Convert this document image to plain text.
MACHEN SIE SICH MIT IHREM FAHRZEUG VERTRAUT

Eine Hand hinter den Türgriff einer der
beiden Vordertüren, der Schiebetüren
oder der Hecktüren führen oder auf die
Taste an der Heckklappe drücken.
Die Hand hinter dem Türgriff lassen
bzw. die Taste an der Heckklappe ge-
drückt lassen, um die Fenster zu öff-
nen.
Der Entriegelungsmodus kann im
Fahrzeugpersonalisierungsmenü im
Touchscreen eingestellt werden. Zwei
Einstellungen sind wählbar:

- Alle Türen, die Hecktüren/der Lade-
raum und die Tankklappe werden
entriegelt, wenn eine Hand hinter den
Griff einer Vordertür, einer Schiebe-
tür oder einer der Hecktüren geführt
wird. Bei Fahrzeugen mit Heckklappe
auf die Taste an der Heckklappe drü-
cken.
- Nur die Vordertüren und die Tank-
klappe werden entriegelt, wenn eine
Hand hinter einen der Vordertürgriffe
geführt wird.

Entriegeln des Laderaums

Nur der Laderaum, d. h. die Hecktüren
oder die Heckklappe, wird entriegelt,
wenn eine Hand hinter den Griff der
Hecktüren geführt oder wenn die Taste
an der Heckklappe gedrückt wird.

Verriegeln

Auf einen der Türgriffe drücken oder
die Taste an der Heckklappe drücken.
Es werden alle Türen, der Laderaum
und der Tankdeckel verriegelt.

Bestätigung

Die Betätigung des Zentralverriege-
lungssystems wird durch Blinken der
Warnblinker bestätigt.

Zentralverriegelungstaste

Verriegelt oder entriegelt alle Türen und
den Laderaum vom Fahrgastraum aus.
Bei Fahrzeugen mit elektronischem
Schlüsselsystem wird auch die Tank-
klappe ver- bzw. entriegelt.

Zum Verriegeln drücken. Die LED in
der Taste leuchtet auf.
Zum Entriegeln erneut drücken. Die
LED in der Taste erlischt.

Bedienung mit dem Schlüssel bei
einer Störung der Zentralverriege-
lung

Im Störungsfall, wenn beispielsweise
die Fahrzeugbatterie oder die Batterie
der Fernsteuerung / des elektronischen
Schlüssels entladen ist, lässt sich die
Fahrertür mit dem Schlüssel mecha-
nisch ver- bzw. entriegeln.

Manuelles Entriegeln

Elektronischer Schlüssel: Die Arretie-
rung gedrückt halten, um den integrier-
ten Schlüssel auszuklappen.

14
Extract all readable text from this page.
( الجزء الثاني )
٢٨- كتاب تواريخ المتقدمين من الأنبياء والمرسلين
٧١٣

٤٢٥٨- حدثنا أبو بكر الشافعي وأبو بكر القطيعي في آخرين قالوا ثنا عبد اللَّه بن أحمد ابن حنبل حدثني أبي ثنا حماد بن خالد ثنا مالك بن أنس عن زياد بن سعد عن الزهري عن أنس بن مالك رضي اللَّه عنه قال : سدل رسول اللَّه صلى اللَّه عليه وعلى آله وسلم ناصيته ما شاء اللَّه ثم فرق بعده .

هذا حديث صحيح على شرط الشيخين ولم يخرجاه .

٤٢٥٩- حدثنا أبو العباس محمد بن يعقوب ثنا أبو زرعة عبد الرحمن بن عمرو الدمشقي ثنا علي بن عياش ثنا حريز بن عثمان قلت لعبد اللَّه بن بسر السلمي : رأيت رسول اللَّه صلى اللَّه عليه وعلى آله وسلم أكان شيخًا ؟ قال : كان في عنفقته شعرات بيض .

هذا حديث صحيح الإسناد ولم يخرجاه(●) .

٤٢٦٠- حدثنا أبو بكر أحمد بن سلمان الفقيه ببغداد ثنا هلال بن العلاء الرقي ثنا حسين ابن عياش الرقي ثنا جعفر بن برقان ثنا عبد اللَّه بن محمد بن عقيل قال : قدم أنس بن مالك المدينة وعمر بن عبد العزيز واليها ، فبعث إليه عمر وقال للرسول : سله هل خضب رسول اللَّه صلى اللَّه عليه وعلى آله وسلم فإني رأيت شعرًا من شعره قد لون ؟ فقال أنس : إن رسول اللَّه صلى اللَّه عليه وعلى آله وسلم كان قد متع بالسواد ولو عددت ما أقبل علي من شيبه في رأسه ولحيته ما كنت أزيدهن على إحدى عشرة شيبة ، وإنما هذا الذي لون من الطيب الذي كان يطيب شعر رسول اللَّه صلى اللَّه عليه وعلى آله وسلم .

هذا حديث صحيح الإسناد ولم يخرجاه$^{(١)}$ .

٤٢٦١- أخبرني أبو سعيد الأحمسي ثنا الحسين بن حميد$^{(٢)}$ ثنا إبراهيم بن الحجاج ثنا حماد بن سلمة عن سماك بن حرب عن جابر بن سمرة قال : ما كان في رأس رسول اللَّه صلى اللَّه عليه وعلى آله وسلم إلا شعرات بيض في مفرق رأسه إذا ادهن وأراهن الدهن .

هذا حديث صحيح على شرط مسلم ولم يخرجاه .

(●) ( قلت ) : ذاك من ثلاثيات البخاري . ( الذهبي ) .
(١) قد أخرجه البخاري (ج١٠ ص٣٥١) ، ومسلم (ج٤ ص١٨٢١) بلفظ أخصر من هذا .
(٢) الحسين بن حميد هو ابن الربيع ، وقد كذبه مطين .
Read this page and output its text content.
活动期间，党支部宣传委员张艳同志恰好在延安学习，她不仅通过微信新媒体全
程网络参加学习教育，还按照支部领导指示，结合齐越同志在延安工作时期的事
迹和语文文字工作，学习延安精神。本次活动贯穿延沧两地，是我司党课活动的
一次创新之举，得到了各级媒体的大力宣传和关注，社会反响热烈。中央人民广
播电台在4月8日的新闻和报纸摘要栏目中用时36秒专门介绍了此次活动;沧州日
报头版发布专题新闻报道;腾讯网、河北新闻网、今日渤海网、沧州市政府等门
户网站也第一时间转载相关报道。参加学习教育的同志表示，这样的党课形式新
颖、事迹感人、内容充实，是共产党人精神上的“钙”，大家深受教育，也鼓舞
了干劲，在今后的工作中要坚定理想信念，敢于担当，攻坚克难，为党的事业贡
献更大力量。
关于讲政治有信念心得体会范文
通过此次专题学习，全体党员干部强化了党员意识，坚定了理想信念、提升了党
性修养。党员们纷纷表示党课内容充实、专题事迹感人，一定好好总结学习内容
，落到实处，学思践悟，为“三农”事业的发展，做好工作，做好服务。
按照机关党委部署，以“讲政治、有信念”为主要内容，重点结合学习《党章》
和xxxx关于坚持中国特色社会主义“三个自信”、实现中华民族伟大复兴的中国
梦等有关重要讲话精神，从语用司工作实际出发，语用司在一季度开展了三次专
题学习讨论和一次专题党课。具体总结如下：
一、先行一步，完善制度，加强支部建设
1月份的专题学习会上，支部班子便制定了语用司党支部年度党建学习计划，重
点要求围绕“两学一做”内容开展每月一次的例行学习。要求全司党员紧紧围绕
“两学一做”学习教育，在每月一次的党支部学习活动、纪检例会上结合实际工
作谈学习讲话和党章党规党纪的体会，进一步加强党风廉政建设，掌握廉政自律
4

:::::

*Task brief:*
Reproduce each line of the material above precisely.

*Solution to this problem:*
Convert this document image to plain text.
MACHEN SIE SICH MIT IHREM FAHRZEUG VERTRAUT

Eine Hand hinter den Türgriff einer der
beiden Vordertüren, der Schiebetüren
oder der Hecktüren führen oder auf die
Taste an der Heckklappe drücken.
Die Hand hinter dem Türgriff lassen
bzw. die Taste an der Heckklappe ge-
drückt lassen, um die Fenster zu öff-
nen.
Der Entriegelungsmodus kann im
Fahrzeugpersonalisierungsmenü im
Touchscreen eingestellt werden. Zwei
Einstellungen sind wählbar:

- Alle Türen, die Hecktüren/der Lade-
raum und die Tankklappe werden
entriegelt, wenn eine Hand hinter den
Griff einer Vordertür, einer Schiebe-
tür oder einer der Hecktüren geführt
wird. Bei Fahrzeugen mit Heckklappe
auf die Taste an der Heckklappe drü-
cken.
- Nur die Vordertüren und die Tank-
klappe werden entriegelt, wenn eine
Hand hinter einen der Vordertürgriffe
geführt wird.

Entriegeln des Laderaums

Nur der Laderaum, d. h. die Hecktüren
oder die Heckklappe, wird entriegelt,
wenn eine Hand hinter den Griff der
Hecktüren geführt oder wenn die Taste
an der Heckklappe gedrückt wird.

Verriegeln

Auf einen der Türgriffe drücken oder
die Taste an der Heckklappe drücken.
Es werden alle Türen, der Laderaum
und der Tankdeckel verriegelt.

Bestätigung

Die Betätigung des Zentralverriege-
lungssystems wird durch Blinken der
Warnblinker bestätigt.

Zentralverriegelungstaste

Verriegelt oder entriegelt alle Türen und
den Laderaum vom Fahrgastraum aus.
Bei Fahrzeugen mit elektronischem
Schlüsselsystem wird auch die Tank-
klappe ver- bzw. entriegelt.

Zum Verriegeln drücken. Die LED in
der Taste leuchtet auf.
Zum Entriegeln erneut drücken. Die
LED in der Taste erlischt.

Bedienung mit dem Schlüssel bei
einer Störung der Zentralverriege-
lung

Im Störungsfall, wenn beispielsweise
die Fahrzeugbatterie oder die Batterie
der Fernsteuerung / des elektronischen
Schlüssels entladen ist, lässt sich die
Fahrertür mit dem Schlüssel mecha-
nisch ver- bzw. entriegeln.

Manuelles Entriegeln

Elektronischer Schlüssel: Die Arretie-
rung gedrückt halten, um den integrier-
ten Schlüssel auszuklappen.

14
Extract all readable text from this page.
( الجزء الثاني )
٢٨- كتاب تواريخ المتقدمين من الأنبياء والمرسلين
٧١٣

٤٢٥٨- حدثنا أبو بكر الشافعي وأبو بكر القطيعي في آخرين قالوا ثنا عبد اللَّه بن أحمد ابن حنبل حدثني أبي ثنا حماد بن خالد ثنا مالك بن أنس عن زياد بن سعد عن الزهري عن أنس بن مالك رضي اللَّه عنه قال : سدل رسول اللَّه صلى اللَّه عليه وعلى آله وسلم ناصيته ما شاء اللَّه ثم فرق بعده .

هذا حديث صحيح على شرط الشيخين ولم يخرجاه .

٤٢٥٩- حدثنا أبو العباس محمد بن يعقوب ثنا أبو زرعة عبد الرحمن بن عمرو الدمشقي ثنا علي بن عياش ثنا حريز بن عثمان قلت لعبد اللَّه بن بسر السلمي : رأيت رسول اللَّه صلى اللَّه عليه وعلى آله وسلم أكان شيخًا ؟ قال : كان في عنفقته شعرات بيض .

هذا حديث صحيح الإسناد ولم يخرجاه(●) .

٤٢٦٠- حدثنا أبو بكر أحمد بن سلمان الفقيه ببغداد ثنا هلال بن العلاء الرقي ثنا حسين ابن عياش الرقي ثنا جعفر بن برقان ثنا عبد اللَّه بن محمد بن عقيل قال : قدم أنس بن مالك المدينة وعمر بن عبد العزيز واليها ، فبعث إليه عمر وقال للرسول : سله هل خضب رسول اللَّه صلى اللَّه عليه وعلى آله وسلم فإني رأيت شعرًا من شعره قد لون ؟ فقال أنس : إن رسول اللَّه صلى اللَّه عليه وعلى آله وسلم كان قد متع بالسواد ولو عددت ما أقبل علي من شيبه في رأسه ولحيته ما كنت أزيدهن على إحدى عشرة شيبة ، وإنما هذا الذي لون من الطيب الذي كان يطيب شعر رسول اللَّه صلى اللَّه عليه وعلى آله وسلم .

هذا حديث صحيح الإسناد ولم يخرجاه$^{(١)}$ .

٤٢٦١- أخبرني أبو سعيد الأحمسي ثنا الحسين بن حميد$^{(٢)}$ ثنا إبراهيم بن الحجاج ثنا حماد بن سلمة عن سماك بن حرب عن جابر بن سمرة قال : ما كان في رأس رسول اللَّه صلى اللَّه عليه وعلى آله وسلم إلا شعرات بيض في مفرق رأسه إذا ادهن وأراهن الدهن .

هذا حديث صحيح على شرط مسلم ولم يخرجاه .

(●) ( قلت ) : ذاك من ثلاثيات البخاري . ( الذهبي ) .
(١) قد أخرجه البخاري (ج١٠ ص٣٥١) ، ومسلم (ج٤ ص١٨٢١) بلفظ أخصر من هذا .
(٢) الحسين بن حميد هو ابن الربيع ، وقد كذبه مطين .
Read this page and output its text content.
活动期间，党支部宣传委员张艳同志恰好在延安学习，她不仅通过微信新媒体全
程网络参加学习教育，还按照支部领导指示，结合齐越同志在延安工作时期的事
迹和语文文字工作，学习延安精神。本次活动贯穿延沧两地，是我司党课活动的
一次创新之举，得到了各级媒体的大力宣传和关注，社会反响热烈。中央人民广
播电台在4月8日的新闻和报纸摘要栏目中用时36秒专门介绍了此次活动;沧州日
报头版发布专题新闻报道;腾讯网、河北新闻网、今日渤海网、沧州市政府等门
户网站也第一时间转载相关报道。参加学习教育的同志表示，这样的党课形式新
颖、事迹感人、内容充实，是共产党人精神上的“钙”，大家深受教育，也鼓舞
了干劲，在今后的工作中要坚定理想信念，敢于担当，攻坚克难，为党的事业贡
献更大力量。
关于讲政治有信念心得体会范文
通过此次专题学习，全体党员干部强化了党员意识，坚定了理想信念、提升了党
性修养。党员们纷纷表示党课内容充实、专题事迹感人，一定好好总结学习内容
，落到实处，学思践悟，为“三农”事业的发展，做好工作，做好服务。
按照机关党委部署，以“讲政治、有信念”为主要内容，重点结合学习《党章》
和xxxx关于坚持中国特色社会主义“三个自信”、实现中华民族伟大复兴的中国
梦等有关重要讲话精神，从语用司工作实际出发，语用司在一季度开展了三次专
题学习讨论和一次专题党课。具体总结如下：
一、先行一步，完善制度，加强支部建设
1月份的专题学习会上，支部班子便制定了语用司党支部年度党建学习计划，重
点要求围绕“两学一做”内容开展每月一次的例行学习。要求全司党员紧紧围绕
“两学一做”学习教育，在每月一次的党支部学习活动、纪检例会上结合实际工
作谈学习讲话和党章党规党纪的体会，进一步加强党风廉政建设，掌握廉政自律
4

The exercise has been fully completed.